GIVEN PROBLEM: Count the lines below that contain the word "Reuse", and reply with that number alone.
## START MATERIAL FOR THIS EXERCISE
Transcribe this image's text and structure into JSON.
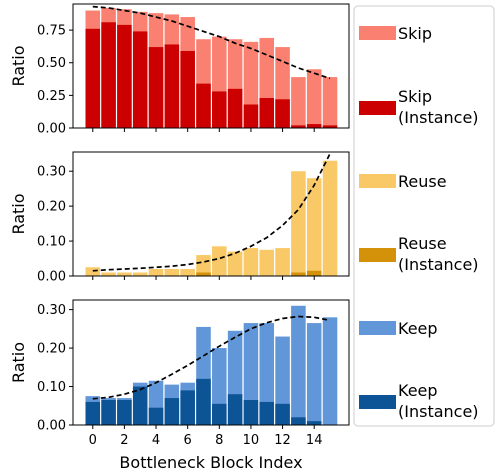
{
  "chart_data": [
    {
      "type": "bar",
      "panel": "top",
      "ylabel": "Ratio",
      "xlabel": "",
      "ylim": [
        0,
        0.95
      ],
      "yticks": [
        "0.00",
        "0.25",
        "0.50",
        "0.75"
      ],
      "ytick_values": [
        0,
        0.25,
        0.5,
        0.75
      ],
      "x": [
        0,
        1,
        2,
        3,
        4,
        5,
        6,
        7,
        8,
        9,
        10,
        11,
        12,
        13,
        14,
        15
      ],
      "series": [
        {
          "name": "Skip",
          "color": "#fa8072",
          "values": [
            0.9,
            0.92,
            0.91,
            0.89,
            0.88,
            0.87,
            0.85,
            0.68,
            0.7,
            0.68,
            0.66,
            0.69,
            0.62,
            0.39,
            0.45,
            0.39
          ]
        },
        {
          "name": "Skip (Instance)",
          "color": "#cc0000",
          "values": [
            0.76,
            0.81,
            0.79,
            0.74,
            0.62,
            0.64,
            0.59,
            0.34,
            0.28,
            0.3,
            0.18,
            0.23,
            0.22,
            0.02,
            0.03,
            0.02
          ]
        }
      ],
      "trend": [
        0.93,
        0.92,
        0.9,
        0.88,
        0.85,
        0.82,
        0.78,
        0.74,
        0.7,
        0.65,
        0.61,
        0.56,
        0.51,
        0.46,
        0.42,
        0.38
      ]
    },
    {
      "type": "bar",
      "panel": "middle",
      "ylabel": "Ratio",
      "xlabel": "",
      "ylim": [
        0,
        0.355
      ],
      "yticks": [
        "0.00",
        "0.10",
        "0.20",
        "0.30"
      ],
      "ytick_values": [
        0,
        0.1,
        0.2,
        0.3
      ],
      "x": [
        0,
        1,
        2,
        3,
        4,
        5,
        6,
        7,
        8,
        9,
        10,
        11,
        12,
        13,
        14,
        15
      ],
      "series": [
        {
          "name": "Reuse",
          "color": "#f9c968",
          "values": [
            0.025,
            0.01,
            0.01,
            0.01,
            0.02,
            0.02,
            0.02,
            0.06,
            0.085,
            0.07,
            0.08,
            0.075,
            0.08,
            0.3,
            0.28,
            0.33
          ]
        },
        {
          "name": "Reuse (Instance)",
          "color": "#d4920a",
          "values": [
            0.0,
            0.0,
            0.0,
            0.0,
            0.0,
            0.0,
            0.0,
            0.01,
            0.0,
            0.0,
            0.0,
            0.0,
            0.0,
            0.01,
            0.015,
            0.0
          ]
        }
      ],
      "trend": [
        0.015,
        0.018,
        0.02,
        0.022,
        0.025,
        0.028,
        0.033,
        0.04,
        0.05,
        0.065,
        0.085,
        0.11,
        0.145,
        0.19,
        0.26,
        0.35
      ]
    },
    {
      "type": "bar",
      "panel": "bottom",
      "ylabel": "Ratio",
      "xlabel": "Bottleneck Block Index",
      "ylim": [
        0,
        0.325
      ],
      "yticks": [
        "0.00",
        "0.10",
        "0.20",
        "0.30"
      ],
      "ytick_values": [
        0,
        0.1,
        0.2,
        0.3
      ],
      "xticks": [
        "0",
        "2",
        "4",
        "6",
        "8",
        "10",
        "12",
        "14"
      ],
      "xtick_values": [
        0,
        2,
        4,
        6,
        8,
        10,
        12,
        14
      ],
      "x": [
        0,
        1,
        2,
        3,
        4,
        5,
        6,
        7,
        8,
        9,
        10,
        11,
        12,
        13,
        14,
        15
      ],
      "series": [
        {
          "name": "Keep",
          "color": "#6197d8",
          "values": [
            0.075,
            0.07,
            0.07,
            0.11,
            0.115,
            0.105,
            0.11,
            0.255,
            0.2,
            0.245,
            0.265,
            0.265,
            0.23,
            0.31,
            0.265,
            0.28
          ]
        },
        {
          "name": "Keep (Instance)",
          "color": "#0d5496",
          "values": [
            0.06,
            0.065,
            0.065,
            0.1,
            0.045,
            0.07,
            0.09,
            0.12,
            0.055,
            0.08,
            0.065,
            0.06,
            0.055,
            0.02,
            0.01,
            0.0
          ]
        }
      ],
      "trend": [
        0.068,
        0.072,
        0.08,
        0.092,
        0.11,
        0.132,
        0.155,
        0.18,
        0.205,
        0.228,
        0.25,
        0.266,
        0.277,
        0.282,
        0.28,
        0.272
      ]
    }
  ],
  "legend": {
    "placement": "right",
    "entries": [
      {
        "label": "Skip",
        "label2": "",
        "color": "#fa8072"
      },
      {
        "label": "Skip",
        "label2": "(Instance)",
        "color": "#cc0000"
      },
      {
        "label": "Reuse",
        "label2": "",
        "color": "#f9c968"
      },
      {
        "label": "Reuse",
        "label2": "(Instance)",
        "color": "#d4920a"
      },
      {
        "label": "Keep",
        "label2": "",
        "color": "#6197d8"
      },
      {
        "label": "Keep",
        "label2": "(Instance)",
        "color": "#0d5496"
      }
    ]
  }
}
## END MATERIAL FOR THIS EXERCISE
## START MATERIAL FOR THIS EXERCISE
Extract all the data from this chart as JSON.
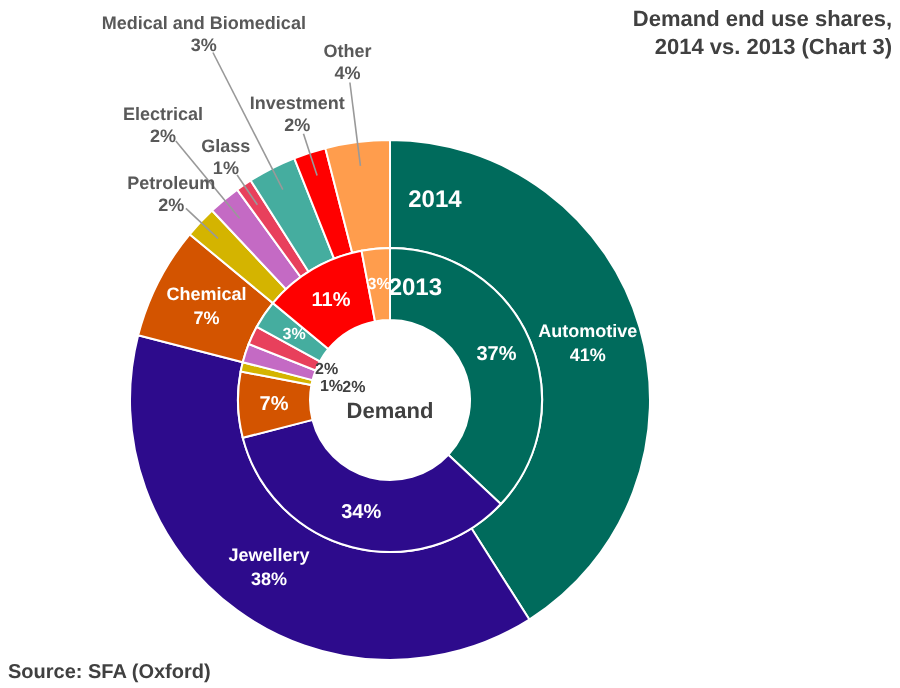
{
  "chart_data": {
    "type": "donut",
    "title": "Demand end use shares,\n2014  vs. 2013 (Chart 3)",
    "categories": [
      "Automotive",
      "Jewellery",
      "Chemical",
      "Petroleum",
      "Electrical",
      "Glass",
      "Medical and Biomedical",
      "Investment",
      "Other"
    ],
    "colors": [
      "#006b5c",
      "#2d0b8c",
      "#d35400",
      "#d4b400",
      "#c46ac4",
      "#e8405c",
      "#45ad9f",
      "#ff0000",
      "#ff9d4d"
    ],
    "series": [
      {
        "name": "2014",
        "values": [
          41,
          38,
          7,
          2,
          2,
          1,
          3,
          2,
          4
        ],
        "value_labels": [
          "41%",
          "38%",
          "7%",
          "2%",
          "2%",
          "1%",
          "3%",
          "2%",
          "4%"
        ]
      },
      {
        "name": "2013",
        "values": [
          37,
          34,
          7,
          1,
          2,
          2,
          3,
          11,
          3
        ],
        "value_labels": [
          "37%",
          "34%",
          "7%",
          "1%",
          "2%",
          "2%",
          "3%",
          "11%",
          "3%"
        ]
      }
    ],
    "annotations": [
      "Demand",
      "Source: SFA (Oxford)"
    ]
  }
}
## END MATERIAL FOR THIS EXERCISE
THE RESULT: 4